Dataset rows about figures
◇ ◇ ◇

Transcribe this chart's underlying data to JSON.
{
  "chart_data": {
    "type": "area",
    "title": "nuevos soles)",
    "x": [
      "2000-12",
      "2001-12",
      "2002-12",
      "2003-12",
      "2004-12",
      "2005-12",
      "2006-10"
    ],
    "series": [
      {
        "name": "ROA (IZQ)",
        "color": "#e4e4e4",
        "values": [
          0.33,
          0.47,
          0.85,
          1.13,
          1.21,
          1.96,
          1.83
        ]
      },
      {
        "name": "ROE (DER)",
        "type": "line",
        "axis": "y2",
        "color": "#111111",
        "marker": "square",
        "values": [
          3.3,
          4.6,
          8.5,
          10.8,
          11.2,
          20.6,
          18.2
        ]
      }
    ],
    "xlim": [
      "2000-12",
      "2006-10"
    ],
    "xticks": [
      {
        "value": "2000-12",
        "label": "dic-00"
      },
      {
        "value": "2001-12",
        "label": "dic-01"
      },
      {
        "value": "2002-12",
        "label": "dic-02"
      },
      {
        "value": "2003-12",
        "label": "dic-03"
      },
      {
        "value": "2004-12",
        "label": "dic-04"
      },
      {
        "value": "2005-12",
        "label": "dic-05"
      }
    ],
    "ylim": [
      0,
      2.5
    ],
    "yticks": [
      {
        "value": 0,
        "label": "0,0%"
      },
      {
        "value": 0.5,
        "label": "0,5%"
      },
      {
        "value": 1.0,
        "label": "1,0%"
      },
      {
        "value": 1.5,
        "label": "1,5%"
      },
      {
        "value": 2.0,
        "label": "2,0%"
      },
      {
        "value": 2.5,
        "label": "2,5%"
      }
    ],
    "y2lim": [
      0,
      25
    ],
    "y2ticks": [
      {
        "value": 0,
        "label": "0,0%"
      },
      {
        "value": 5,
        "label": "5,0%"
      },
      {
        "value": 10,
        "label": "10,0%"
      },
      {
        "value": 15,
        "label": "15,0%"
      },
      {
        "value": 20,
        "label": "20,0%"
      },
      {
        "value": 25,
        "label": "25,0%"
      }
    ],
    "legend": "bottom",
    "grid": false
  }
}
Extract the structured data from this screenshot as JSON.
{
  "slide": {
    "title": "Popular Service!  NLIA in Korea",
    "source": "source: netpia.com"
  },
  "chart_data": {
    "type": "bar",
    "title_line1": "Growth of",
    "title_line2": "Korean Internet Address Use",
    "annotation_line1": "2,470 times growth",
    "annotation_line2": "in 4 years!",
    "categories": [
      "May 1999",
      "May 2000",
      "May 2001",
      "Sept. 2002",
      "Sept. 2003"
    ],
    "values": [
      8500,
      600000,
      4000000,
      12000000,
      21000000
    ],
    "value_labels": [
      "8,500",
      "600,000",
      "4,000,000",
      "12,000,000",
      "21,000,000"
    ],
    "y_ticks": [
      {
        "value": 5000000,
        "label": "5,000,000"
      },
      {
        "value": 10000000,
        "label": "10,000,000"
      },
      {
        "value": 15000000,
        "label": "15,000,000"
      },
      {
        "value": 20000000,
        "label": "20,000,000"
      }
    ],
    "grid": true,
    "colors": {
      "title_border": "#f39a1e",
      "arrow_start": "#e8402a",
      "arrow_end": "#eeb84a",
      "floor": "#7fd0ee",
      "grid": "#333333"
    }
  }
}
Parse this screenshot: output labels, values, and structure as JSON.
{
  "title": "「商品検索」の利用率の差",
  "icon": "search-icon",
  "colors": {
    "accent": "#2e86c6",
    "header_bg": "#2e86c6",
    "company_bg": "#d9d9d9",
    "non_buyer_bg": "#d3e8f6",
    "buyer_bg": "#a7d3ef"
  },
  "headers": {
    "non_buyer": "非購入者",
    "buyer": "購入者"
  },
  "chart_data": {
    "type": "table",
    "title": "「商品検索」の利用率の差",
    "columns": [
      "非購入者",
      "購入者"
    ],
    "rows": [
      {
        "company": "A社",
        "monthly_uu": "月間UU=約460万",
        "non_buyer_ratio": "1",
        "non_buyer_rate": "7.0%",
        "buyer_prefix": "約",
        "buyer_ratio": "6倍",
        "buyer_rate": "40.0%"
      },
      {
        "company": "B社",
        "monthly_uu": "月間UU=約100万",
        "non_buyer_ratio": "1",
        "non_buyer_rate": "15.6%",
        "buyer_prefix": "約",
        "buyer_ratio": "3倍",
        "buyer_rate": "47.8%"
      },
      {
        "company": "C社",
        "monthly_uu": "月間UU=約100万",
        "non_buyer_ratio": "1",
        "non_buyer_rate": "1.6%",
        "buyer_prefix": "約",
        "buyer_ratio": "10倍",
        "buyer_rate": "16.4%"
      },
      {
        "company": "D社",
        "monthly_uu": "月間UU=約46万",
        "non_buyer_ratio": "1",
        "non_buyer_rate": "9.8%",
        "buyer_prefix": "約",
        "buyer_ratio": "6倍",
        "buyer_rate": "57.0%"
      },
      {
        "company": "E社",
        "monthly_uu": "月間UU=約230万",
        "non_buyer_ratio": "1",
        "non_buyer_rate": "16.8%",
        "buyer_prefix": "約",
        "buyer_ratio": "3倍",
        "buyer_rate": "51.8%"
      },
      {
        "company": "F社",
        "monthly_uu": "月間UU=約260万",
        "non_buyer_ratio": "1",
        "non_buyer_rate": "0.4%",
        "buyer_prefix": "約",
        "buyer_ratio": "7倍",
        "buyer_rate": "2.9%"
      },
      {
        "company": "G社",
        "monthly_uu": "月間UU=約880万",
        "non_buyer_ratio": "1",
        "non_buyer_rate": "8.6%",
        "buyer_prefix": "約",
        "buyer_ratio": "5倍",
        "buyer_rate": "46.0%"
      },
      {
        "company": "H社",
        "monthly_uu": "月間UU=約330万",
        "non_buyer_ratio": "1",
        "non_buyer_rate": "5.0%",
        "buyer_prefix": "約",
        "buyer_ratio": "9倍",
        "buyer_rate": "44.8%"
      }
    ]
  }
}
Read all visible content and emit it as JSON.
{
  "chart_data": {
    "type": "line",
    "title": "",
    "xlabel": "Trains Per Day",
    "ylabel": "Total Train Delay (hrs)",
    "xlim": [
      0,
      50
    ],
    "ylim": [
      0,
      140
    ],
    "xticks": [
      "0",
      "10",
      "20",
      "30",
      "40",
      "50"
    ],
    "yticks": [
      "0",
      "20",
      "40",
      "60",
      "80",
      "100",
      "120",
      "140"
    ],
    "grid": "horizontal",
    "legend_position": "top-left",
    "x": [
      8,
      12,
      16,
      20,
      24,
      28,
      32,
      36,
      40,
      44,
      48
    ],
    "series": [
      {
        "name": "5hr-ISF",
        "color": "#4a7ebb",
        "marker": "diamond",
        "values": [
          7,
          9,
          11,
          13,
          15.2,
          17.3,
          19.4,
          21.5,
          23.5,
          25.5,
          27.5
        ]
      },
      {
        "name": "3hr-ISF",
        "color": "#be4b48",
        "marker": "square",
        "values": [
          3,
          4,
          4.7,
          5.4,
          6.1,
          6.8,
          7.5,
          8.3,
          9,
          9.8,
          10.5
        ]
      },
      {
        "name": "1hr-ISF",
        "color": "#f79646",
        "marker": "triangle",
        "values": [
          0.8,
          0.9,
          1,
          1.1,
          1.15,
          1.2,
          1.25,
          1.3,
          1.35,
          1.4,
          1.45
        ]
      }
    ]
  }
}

◇ ◇ ◇

Write out the whole listing exactly.

Transcribe this chart's underlying data to JSON.
{
  "chart_data": {
    "type": "area",
    "title": "nuevos soles)",
    "x": [
      "2000-12",
      "2001-12",
      "2002-12",
      "2003-12",
      "2004-12",
      "2005-12",
      "2006-10"
    ],
    "series": [
      {
        "name": "ROA (IZQ)",
        "color": "#e4e4e4",
        "values": [
          0.33,
          0.47,
          0.85,
          1.13,
          1.21,
          1.96,
          1.83
        ]
      },
      {
        "name": "ROE (DER)",
        "type": "line",
        "axis": "y2",
        "color": "#111111",
        "marker": "square",
        "values": [
          3.3,
          4.6,
          8.5,
          10.8,
          11.2,
          20.6,
          18.2
        ]
      }
    ],
    "xlim": [
      "2000-12",
      "2006-10"
    ],
    "xticks": [
      {
        "value": "2000-12",
        "label": "dic-00"
      },
      {
        "value": "2001-12",
        "label": "dic-01"
      },
      {
        "value": "2002-12",
        "label": "dic-02"
      },
      {
        "value": "2003-12",
        "label": "dic-03"
      },
      {
        "value": "2004-12",
        "label": "dic-04"
      },
      {
        "value": "2005-12",
        "label": "dic-05"
      }
    ],
    "ylim": [
      0,
      2.5
    ],
    "yticks": [
      {
        "value": 0,
        "label": "0,0%"
      },
      {
        "value": 0.5,
        "label": "0,5%"
      },
      {
        "value": 1.0,
        "label": "1,0%"
      },
      {
        "value": 1.5,
        "label": "1,5%"
      },
      {
        "value": 2.0,
        "label": "2,0%"
      },
      {
        "value": 2.5,
        "label": "2,5%"
      }
    ],
    "y2lim": [
      0,
      25
    ],
    "y2ticks": [
      {
        "value": 0,
        "label": "0,0%"
      },
      {
        "value": 5,
        "label": "5,0%"
      },
      {
        "value": 10,
        "label": "10,0%"
      },
      {
        "value": 15,
        "label": "15,0%"
      },
      {
        "value": 20,
        "label": "20,0%"
      },
      {
        "value": 25,
        "label": "25,0%"
      }
    ],
    "legend": "bottom",
    "grid": false
  }
}
Extract the structured data from this screenshot as JSON.
{
  "slide": {
    "title": "Popular Service!  NLIA in Korea",
    "source": "source: netpia.com"
  },
  "chart_data": {
    "type": "bar",
    "title_line1": "Growth of",
    "title_line2": "Korean Internet Address Use",
    "annotation_line1": "2,470 times growth",
    "annotation_line2": "in 4 years!",
    "categories": [
      "May 1999",
      "May 2000",
      "May 2001",
      "Sept. 2002",
      "Sept. 2003"
    ],
    "values": [
      8500,
      600000,
      4000000,
      12000000,
      21000000
    ],
    "value_labels": [
      "8,500",
      "600,000",
      "4,000,000",
      "12,000,000",
      "21,000,000"
    ],
    "y_ticks": [
      {
        "value": 5000000,
        "label": "5,000,000"
      },
      {
        "value": 10000000,
        "label": "10,000,000"
      },
      {
        "value": 15000000,
        "label": "15,000,000"
      },
      {
        "value": 20000000,
        "label": "20,000,000"
      }
    ],
    "grid": true,
    "colors": {
      "title_border": "#f39a1e",
      "arrow_start": "#e8402a",
      "arrow_end": "#eeb84a",
      "floor": "#7fd0ee",
      "grid": "#333333"
    }
  }
}
Parse this screenshot: output labels, values, and structure as JSON.
{
  "title": "「商品検索」の利用率の差",
  "icon": "search-icon",
  "colors": {
    "accent": "#2e86c6",
    "header_bg": "#2e86c6",
    "company_bg": "#d9d9d9",
    "non_buyer_bg": "#d3e8f6",
    "buyer_bg": "#a7d3ef"
  },
  "headers": {
    "non_buyer": "非購入者",
    "buyer": "購入者"
  },
  "chart_data": {
    "type": "table",
    "title": "「商品検索」の利用率の差",
    "columns": [
      "非購入者",
      "購入者"
    ],
    "rows": [
      {
        "company": "A社",
        "monthly_uu": "月間UU=約460万",
        "non_buyer_ratio": "1",
        "non_buyer_rate": "7.0%",
        "buyer_prefix": "約",
        "buyer_ratio": "6倍",
        "buyer_rate": "40.0%"
      },
      {
        "company": "B社",
        "monthly_uu": "月間UU=約100万",
        "non_buyer_ratio": "1",
        "non_buyer_rate": "15.6%",
        "buyer_prefix": "約",
        "buyer_ratio": "3倍",
        "buyer_rate": "47.8%"
      },
      {
        "company": "C社",
        "monthly_uu": "月間UU=約100万",
        "non_buyer_ratio": "1",
        "non_buyer_rate": "1.6%",
        "buyer_prefix": "約",
        "buyer_ratio": "10倍",
        "buyer_rate": "16.4%"
      },
      {
        "company": "D社",
        "monthly_uu": "月間UU=約46万",
        "non_buyer_ratio": "1",
        "non_buyer_rate": "9.8%",
        "buyer_prefix": "約",
        "buyer_ratio": "6倍",
        "buyer_rate": "57.0%"
      },
      {
        "company": "E社",
        "monthly_uu": "月間UU=約230万",
        "non_buyer_ratio": "1",
        "non_buyer_rate": "16.8%",
        "buyer_prefix": "約",
        "buyer_ratio": "3倍",
        "buyer_rate": "51.8%"
      },
      {
        "company": "F社",
        "monthly_uu": "月間UU=約260万",
        "non_buyer_ratio": "1",
        "non_buyer_rate": "0.4%",
        "buyer_prefix": "約",
        "buyer_ratio": "7倍",
        "buyer_rate": "2.9%"
      },
      {
        "company": "G社",
        "monthly_uu": "月間UU=約880万",
        "non_buyer_ratio": "1",
        "non_buyer_rate": "8.6%",
        "buyer_prefix": "約",
        "buyer_ratio": "5倍",
        "buyer_rate": "46.0%"
      },
      {
        "company": "H社",
        "monthly_uu": "月間UU=約330万",
        "non_buyer_ratio": "1",
        "non_buyer_rate": "5.0%",
        "buyer_prefix": "約",
        "buyer_ratio": "9倍",
        "buyer_rate": "44.8%"
      }
    ]
  }
}
Read all visible content and emit it as JSON.
{
  "chart_data": {
    "type": "line",
    "title": "",
    "xlabel": "Trains Per Day",
    "ylabel": "Total Train Delay (hrs)",
    "xlim": [
      0,
      50
    ],
    "ylim": [
      0,
      140
    ],
    "xticks": [
      "0",
      "10",
      "20",
      "30",
      "40",
      "50"
    ],
    "yticks": [
      "0",
      "20",
      "40",
      "60",
      "80",
      "100",
      "120",
      "140"
    ],
    "grid": "horizontal",
    "legend_position": "top-left",
    "x": [
      8,
      12,
      16,
      20,
      24,
      28,
      32,
      36,
      40,
      44,
      48
    ],
    "series": [
      {
        "name": "5hr-ISF",
        "color": "#4a7ebb",
        "marker": "diamond",
        "values": [
          7,
          9,
          11,
          13,
          15.2,
          17.3,
          19.4,
          21.5,
          23.5,
          25.5,
          27.5
        ]
      },
      {
        "name": "3hr-ISF",
        "color": "#be4b48",
        "marker": "square",
        "values": [
          3,
          4,
          4.7,
          5.4,
          6.1,
          6.8,
          7.5,
          8.3,
          9,
          9.8,
          10.5
        ]
      },
      {
        "name": "1hr-ISF",
        "color": "#f79646",
        "marker": "triangle",
        "values": [
          0.8,
          0.9,
          1,
          1.1,
          1.15,
          1.2,
          1.25,
          1.3,
          1.35,
          1.4,
          1.45
        ]
      }
    ]
  }
}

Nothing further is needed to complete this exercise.